Stated goal ▸ Copy out all lines that carry the word "Distribution".

Records provided ▸
▼

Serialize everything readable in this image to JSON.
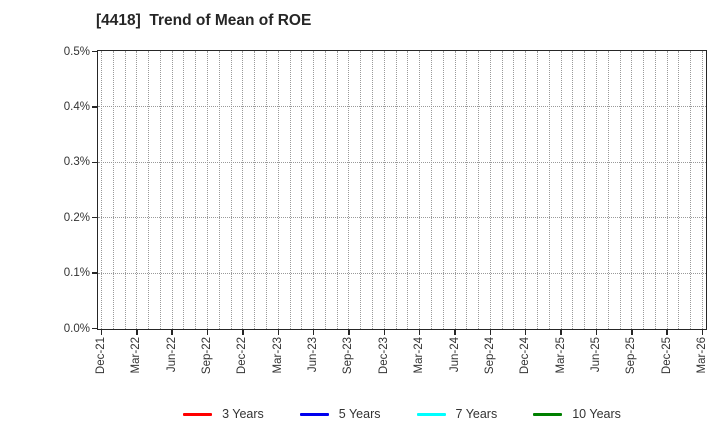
{
  "chart_data": {
    "type": "line",
    "title": "[4418]  Trend of Mean of ROE",
    "xlabel": "",
    "ylabel": "",
    "x_tick_labels": [
      "Dec-21",
      "Mar-22",
      "Jun-22",
      "Sep-22",
      "Dec-22",
      "Mar-23",
      "Jun-23",
      "Sep-23",
      "Dec-23",
      "Mar-24",
      "Jun-24",
      "Sep-24",
      "Dec-24",
      "Mar-25",
      "Jun-25",
      "Sep-25",
      "Dec-25",
      "Mar-26"
    ],
    "x_minor_gridlines_per_major": 3,
    "y_tick_labels": [
      "0.5%",
      "0.4%",
      "0.3%",
      "0.2%",
      "0.1%",
      "0.0%"
    ],
    "ylim": [
      0.0,
      0.5
    ],
    "y_unit": "%",
    "grid": true,
    "legend_position": "bottom-center",
    "series": [
      {
        "name": "3 Years",
        "color": "#ff0000",
        "values": []
      },
      {
        "name": "5 Years",
        "color": "#0000ee",
        "values": []
      },
      {
        "name": "7 Years",
        "color": "#00ffff",
        "values": []
      },
      {
        "name": "10 Years",
        "color": "#008000",
        "values": []
      }
    ],
    "no_data_plotted": true
  },
  "colors": {
    "axis": "#262626",
    "grid": "#9a9a9a",
    "text": "#333333",
    "background": "#ffffff"
  }
}
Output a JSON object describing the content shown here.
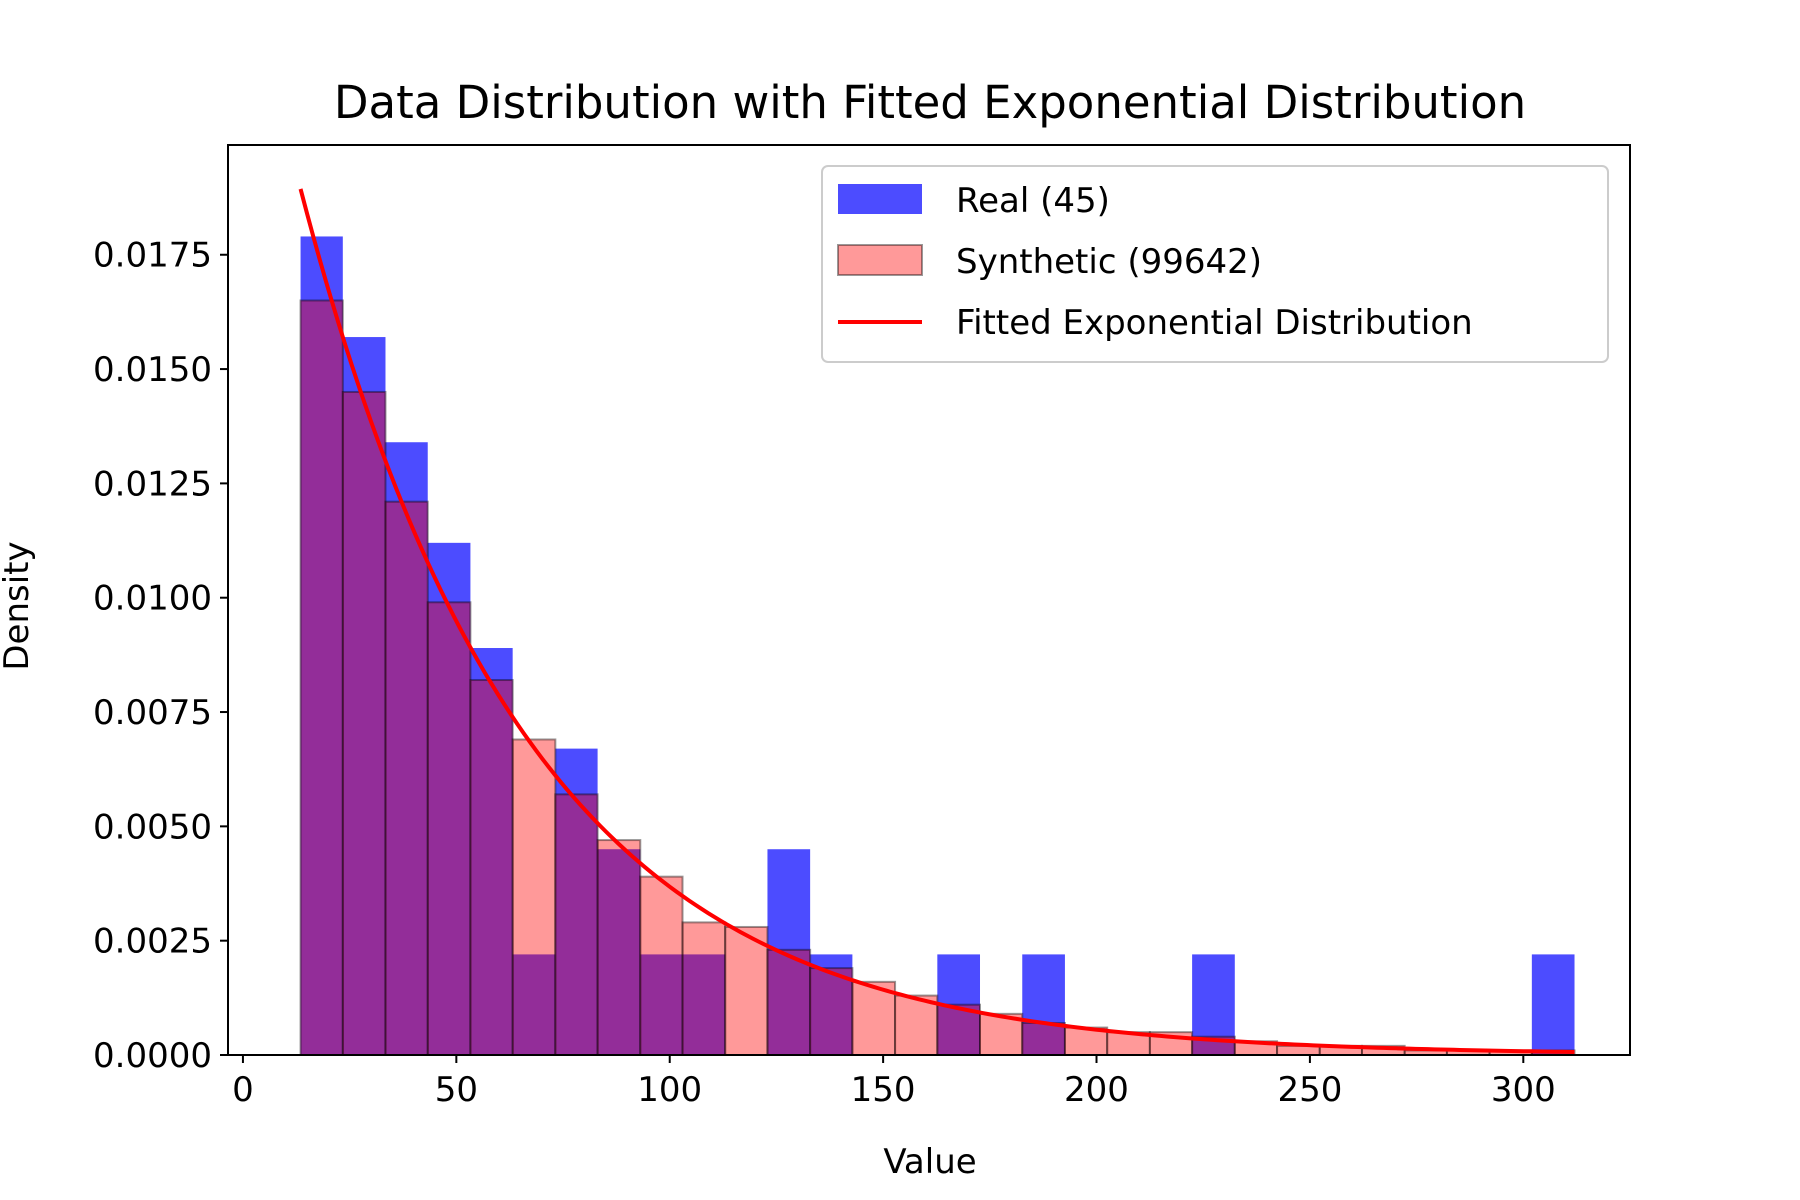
{
  "chart_data": {
    "type": "bar",
    "title": "Data Distribution with Fitted Exponential Distribution",
    "xlabel": "Value",
    "ylabel": "Density",
    "xlim": [
      -3.5,
      325
    ],
    "ylim": [
      0,
      0.0199
    ],
    "xticks": [
      0,
      50,
      100,
      150,
      200,
      250,
      300
    ],
    "xtick_labels": [
      "0",
      "50",
      "100",
      "150",
      "200",
      "250",
      "300"
    ],
    "yticks": [
      0,
      0.0025,
      0.005,
      0.0075,
      0.01,
      0.0125,
      0.015,
      0.0175
    ],
    "ytick_labels": [
      "0.0000",
      "0.0025",
      "0.0050",
      "0.0075",
      "0.0100",
      "0.0125",
      "0.0150",
      "0.0175"
    ],
    "grid": false,
    "legend_position": "top-right",
    "bin_edges": [
      13.5,
      23.4,
      33.4,
      43.3,
      53.3,
      63.2,
      73.2,
      83.1,
      93.1,
      103.0,
      113.0,
      122.9,
      132.9,
      142.8,
      152.8,
      162.7,
      172.7,
      182.6,
      192.6,
      202.5,
      212.5,
      222.4,
      232.4,
      242.3,
      252.3,
      262.2,
      272.2,
      282.1,
      292.1,
      302.0,
      312.0
    ],
    "series": [
      {
        "name": "Real (45)",
        "kind": "hist",
        "color": "#0000ff",
        "opacity": 0.7,
        "values": [
          0.0179,
          0.0157,
          0.0134,
          0.0112,
          0.0089,
          0.0022,
          0.0067,
          0.0045,
          0.0022,
          0.0022,
          0,
          0.0045,
          0.0022,
          0,
          0,
          0.0022,
          0,
          0.0022,
          0,
          0,
          0,
          0.0022,
          0,
          0,
          0,
          0,
          0,
          0,
          0,
          0.0022
        ]
      },
      {
        "name": "Synthetic (99642)",
        "kind": "hist",
        "color": "#ff0000",
        "opacity": 0.4,
        "edgecolor": "#000000",
        "values": [
          0.0165,
          0.0145,
          0.0121,
          0.0099,
          0.0082,
          0.0069,
          0.0057,
          0.0047,
          0.0039,
          0.0029,
          0.0028,
          0.0023,
          0.0019,
          0.0016,
          0.0013,
          0.0011,
          0.0009,
          0.0007,
          0.0006,
          0.0005,
          0.0005,
          0.0004,
          0.0003,
          0.0002,
          0.0002,
          0.0002,
          0.0001,
          0.0001,
          0.0001,
          0.0001
        ]
      },
      {
        "name": "Fitted Exponential Distribution",
        "kind": "line",
        "color": "#ff0000",
        "loc": 13.5,
        "scale": 52.8,
        "x_range": [
          13.5,
          312
        ]
      }
    ]
  }
}
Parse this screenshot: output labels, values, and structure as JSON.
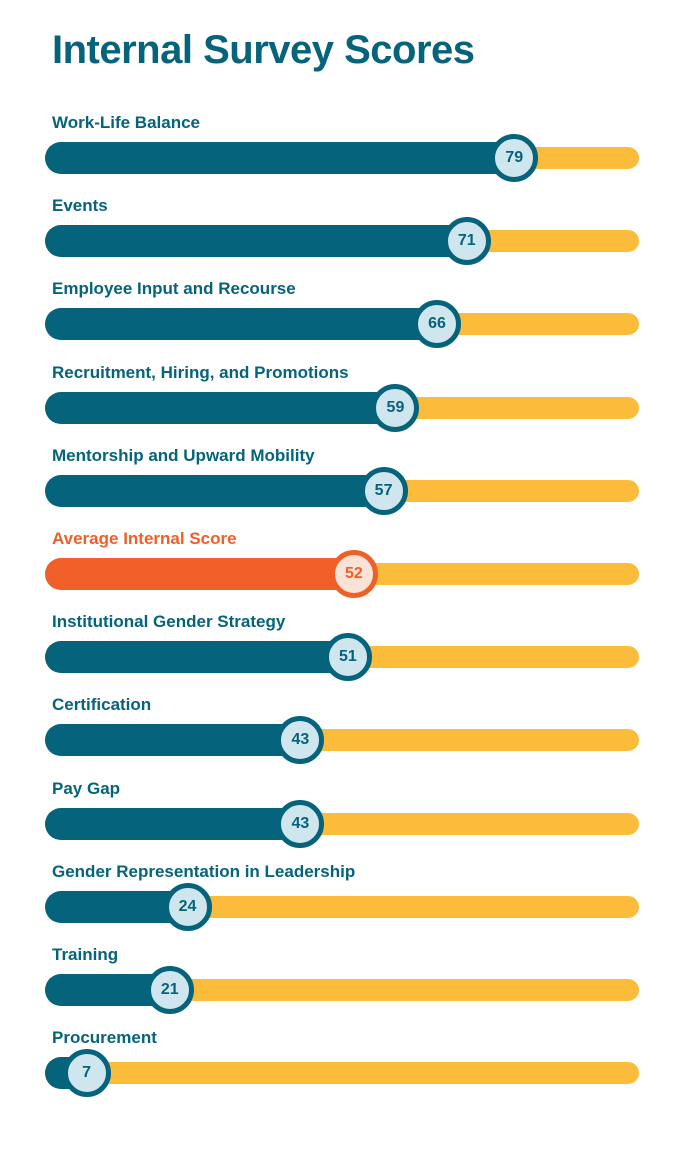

▲

Result for this exercise ▸
    "title": "Data Distribution with Fitted Exponential Distribution",
        "name": "Fitted Exponential Distribution",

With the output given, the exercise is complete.